SUPPLIED RECORDS:
# # # # # # #

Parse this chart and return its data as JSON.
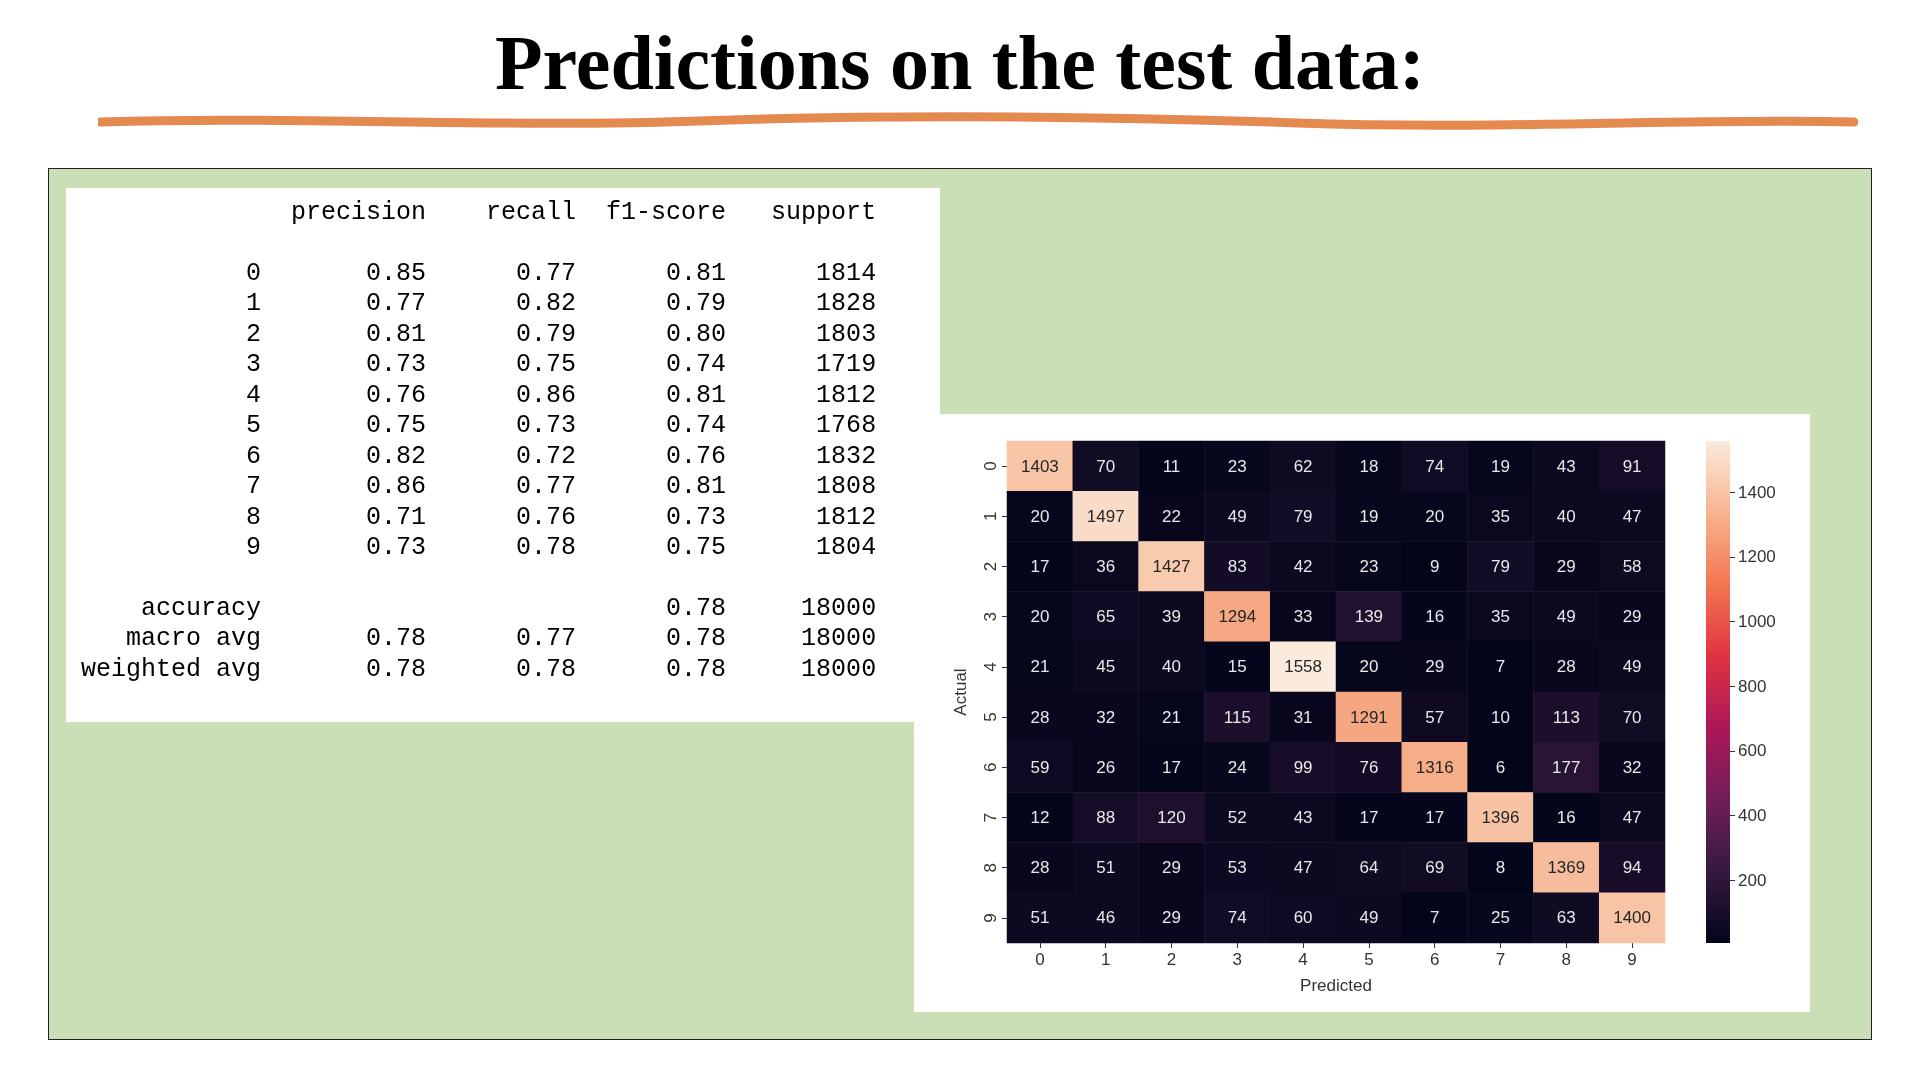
{
  "chart_data": [
    {
      "type": "other",
      "title": "Predictions on the test data:",
      "annotations": [
        "              precision    recall  f1-score   support",
        "           0       0.85      0.77      0.81      1814",
        "           1       0.77      0.82      0.79      1828",
        "           2       0.81      0.79      0.80      1803",
        "           3       0.73      0.75      0.74      1719",
        "           4       0.76      0.86      0.81      1812",
        "           5       0.75      0.73      0.74      1768",
        "           6       0.82      0.72      0.76      1832",
        "           7       0.86      0.77      0.81      1808",
        "           8       0.71      0.76      0.73      1812",
        "           9       0.73      0.78      0.75      1804",
        "    accuracy                           0.78     18000",
        "   macro avg       0.78      0.77      0.78     18000",
        "weighted avg       0.78      0.78      0.78     18000"
      ]
    },
    {
      "type": "heatmap",
      "xlabel": "Predicted",
      "ylabel": "Actual",
      "categories": [
        "0",
        "1",
        "2",
        "3",
        "4",
        "5",
        "6",
        "7",
        "8",
        "9"
      ],
      "y_categories": [
        "0",
        "1",
        "2",
        "3",
        "4",
        "5",
        "6",
        "7",
        "8",
        "9"
      ],
      "cells": [
        [
          1403,
          70,
          11,
          23,
          62,
          18,
          74,
          19,
          43,
          91
        ],
        [
          20,
          1497,
          22,
          49,
          79,
          19,
          20,
          35,
          40,
          47
        ],
        [
          17,
          36,
          1427,
          83,
          42,
          23,
          9,
          79,
          29,
          58
        ],
        [
          20,
          65,
          39,
          1294,
          33,
          139,
          16,
          35,
          49,
          29
        ],
        [
          21,
          45,
          40,
          15,
          1558,
          20,
          29,
          7,
          28,
          49
        ],
        [
          28,
          32,
          21,
          115,
          31,
          1291,
          57,
          10,
          113,
          70
        ],
        [
          59,
          26,
          17,
          24,
          99,
          76,
          1316,
          6,
          177,
          32
        ],
        [
          12,
          88,
          120,
          52,
          43,
          17,
          17,
          1396,
          16,
          47
        ],
        [
          28,
          51,
          29,
          53,
          47,
          64,
          69,
          8,
          1369,
          94
        ],
        [
          51,
          46,
          29,
          74,
          60,
          49,
          7,
          25,
          63,
          1400
        ]
      ],
      "data_labels": true,
      "clim": [
        6,
        1558
      ],
      "cticks": [
        200,
        400,
        600,
        800,
        1000,
        1200,
        1400
      ]
    }
  ]
}
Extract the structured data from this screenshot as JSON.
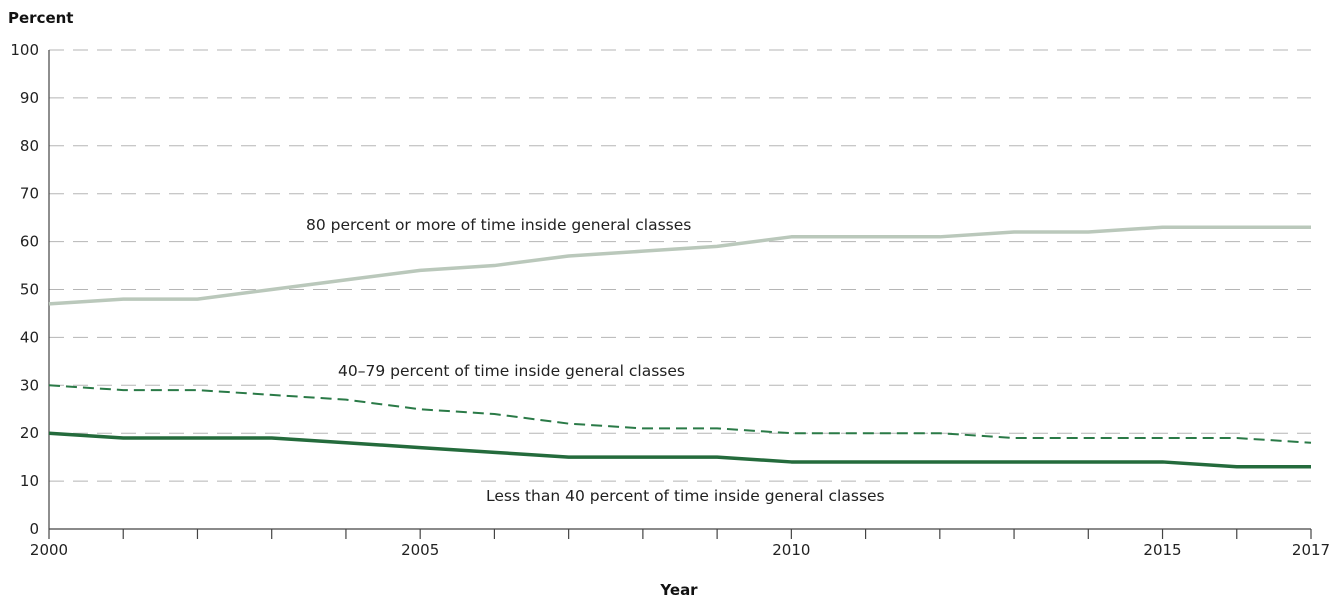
{
  "chart_data": {
    "type": "line",
    "ylabel": "Percent",
    "xlabel": "Year",
    "ylim": [
      0,
      100
    ],
    "yticks": [
      "0",
      "10",
      "20",
      "30",
      "40",
      "50",
      "60",
      "70",
      "80",
      "90",
      "100"
    ],
    "xlim": [
      2000,
      2017
    ],
    "xtick_labels": [
      "2000",
      "2005",
      "2010",
      "2015",
      "2017"
    ],
    "grid": true,
    "x": [
      2000,
      2001,
      2002,
      2003,
      2004,
      2005,
      2006,
      2007,
      2008,
      2009,
      2010,
      2011,
      2012,
      2013,
      2014,
      2015,
      2016,
      2017
    ],
    "series": [
      {
        "name": "80 percent or more of time inside general classes",
        "color": "#bac8bb",
        "style": "solid",
        "values": [
          47,
          48,
          48,
          50,
          52,
          54,
          55,
          57,
          58,
          59,
          61,
          61,
          61,
          62,
          62,
          63,
          63,
          63
        ]
      },
      {
        "name": "40–79 percent of time inside general classes",
        "color": "#2a7a47",
        "style": "dashed",
        "values": [
          30,
          29,
          29,
          28,
          27,
          25,
          24,
          22,
          21,
          21,
          20,
          20,
          20,
          19,
          19,
          19,
          19,
          18
        ]
      },
      {
        "name": "Less than 40 percent of time inside general classes",
        "color": "#246b3c",
        "style": "solid-thick",
        "values": [
          20,
          19,
          19,
          19,
          18,
          17,
          16,
          15,
          15,
          15,
          14,
          14,
          14,
          14,
          14,
          14,
          13,
          13
        ]
      }
    ]
  }
}
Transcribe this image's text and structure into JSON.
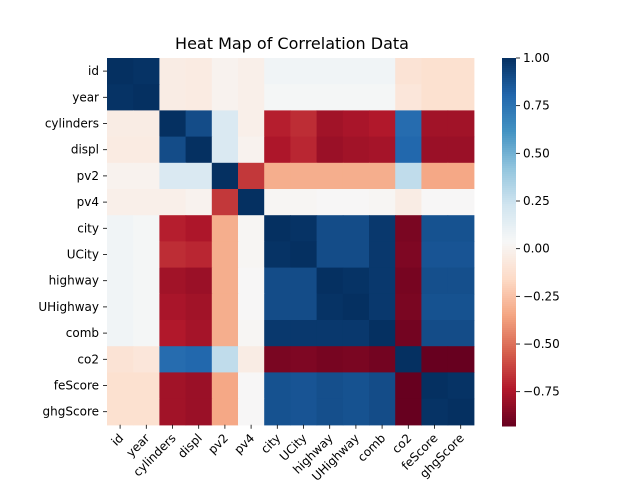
{
  "chart_data": {
    "type": "heatmap",
    "title": "Heat Map of Correlation Data",
    "row_labels": [
      "id",
      "year",
      "cylinders",
      "displ",
      "pv2",
      "pv4",
      "city",
      "UCity",
      "highway",
      "UHighway",
      "comb",
      "co2",
      "feScore",
      "ghgScore"
    ],
    "col_labels": [
      "id",
      "year",
      "cylinders",
      "displ",
      "pv2",
      "pv4",
      "city",
      "UCity",
      "highway",
      "UHighway",
      "comb",
      "co2",
      "feScore",
      "ghgScore"
    ],
    "matrix": [
      [
        1.0,
        0.99,
        -0.04,
        -0.05,
        0.0,
        -0.02,
        0.07,
        0.07,
        0.07,
        0.07,
        0.07,
        -0.1,
        -0.12,
        -0.12
      ],
      [
        0.99,
        1.0,
        -0.04,
        -0.05,
        0.0,
        -0.02,
        0.05,
        0.05,
        0.05,
        0.05,
        0.05,
        -0.08,
        -0.12,
        -0.12
      ],
      [
        -0.04,
        -0.04,
        1.0,
        0.9,
        0.18,
        -0.02,
        -0.72,
        -0.68,
        -0.78,
        -0.76,
        -0.74,
        0.78,
        -0.78,
        -0.78
      ],
      [
        -0.05,
        -0.05,
        0.9,
        1.0,
        0.18,
        0.0,
        -0.75,
        -0.7,
        -0.8,
        -0.78,
        -0.77,
        0.8,
        -0.8,
        -0.8
      ],
      [
        0.0,
        0.0,
        0.18,
        0.18,
        1.0,
        -0.65,
        -0.32,
        -0.32,
        -0.32,
        -0.32,
        -0.32,
        0.28,
        -0.34,
        -0.34
      ],
      [
        -0.02,
        -0.02,
        -0.02,
        0.0,
        -0.65,
        1.0,
        0.02,
        0.02,
        0.03,
        0.03,
        0.02,
        -0.04,
        0.03,
        0.03
      ],
      [
        0.07,
        0.05,
        -0.72,
        -0.75,
        -0.32,
        0.02,
        1.0,
        0.99,
        0.9,
        0.9,
        0.97,
        -0.88,
        0.88,
        0.88
      ],
      [
        0.07,
        0.05,
        -0.68,
        -0.7,
        -0.32,
        0.02,
        0.99,
        1.0,
        0.9,
        0.9,
        0.97,
        -0.87,
        0.87,
        0.87
      ],
      [
        0.07,
        0.05,
        -0.78,
        -0.8,
        -0.32,
        0.03,
        0.9,
        0.9,
        1.0,
        0.99,
        0.97,
        -0.89,
        0.89,
        0.89
      ],
      [
        0.07,
        0.05,
        -0.76,
        -0.78,
        -0.32,
        0.03,
        0.9,
        0.9,
        0.99,
        1.0,
        0.97,
        -0.88,
        0.88,
        0.88
      ],
      [
        0.07,
        0.05,
        -0.74,
        -0.77,
        -0.32,
        0.02,
        0.97,
        0.97,
        0.97,
        0.97,
        1.0,
        -0.9,
        0.9,
        0.9
      ],
      [
        -0.1,
        -0.08,
        0.78,
        0.8,
        0.28,
        -0.04,
        -0.88,
        -0.87,
        -0.89,
        -0.88,
        -0.9,
        1.0,
        -0.93,
        -0.93
      ],
      [
        -0.12,
        -0.12,
        -0.78,
        -0.8,
        -0.34,
        0.03,
        0.88,
        0.87,
        0.89,
        0.88,
        0.9,
        -0.93,
        1.0,
        0.99
      ],
      [
        -0.12,
        -0.12,
        -0.78,
        -0.8,
        -0.34,
        0.03,
        0.88,
        0.87,
        0.89,
        0.88,
        0.9,
        -0.93,
        0.99,
        1.0
      ]
    ],
    "colorbar": {
      "range": [
        -0.93,
        1.0
      ],
      "ticks": [
        1.0,
        0.75,
        0.5,
        0.25,
        0.0,
        -0.25,
        -0.5,
        -0.75
      ],
      "tick_labels": [
        "1.00",
        "0.75",
        "0.50",
        "0.25",
        "0.00",
        "−0.25",
        "−0.50",
        "−0.75"
      ],
      "colormap": "RdBu",
      "placement": "right"
    },
    "grid": false
  }
}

# # # # # # #

AIM:
Pull out and copy each line containing the string "style".

CORRECT OUTPUT:
        "style": "solid",
        "style": "dashed",
        "style": "solid-thick",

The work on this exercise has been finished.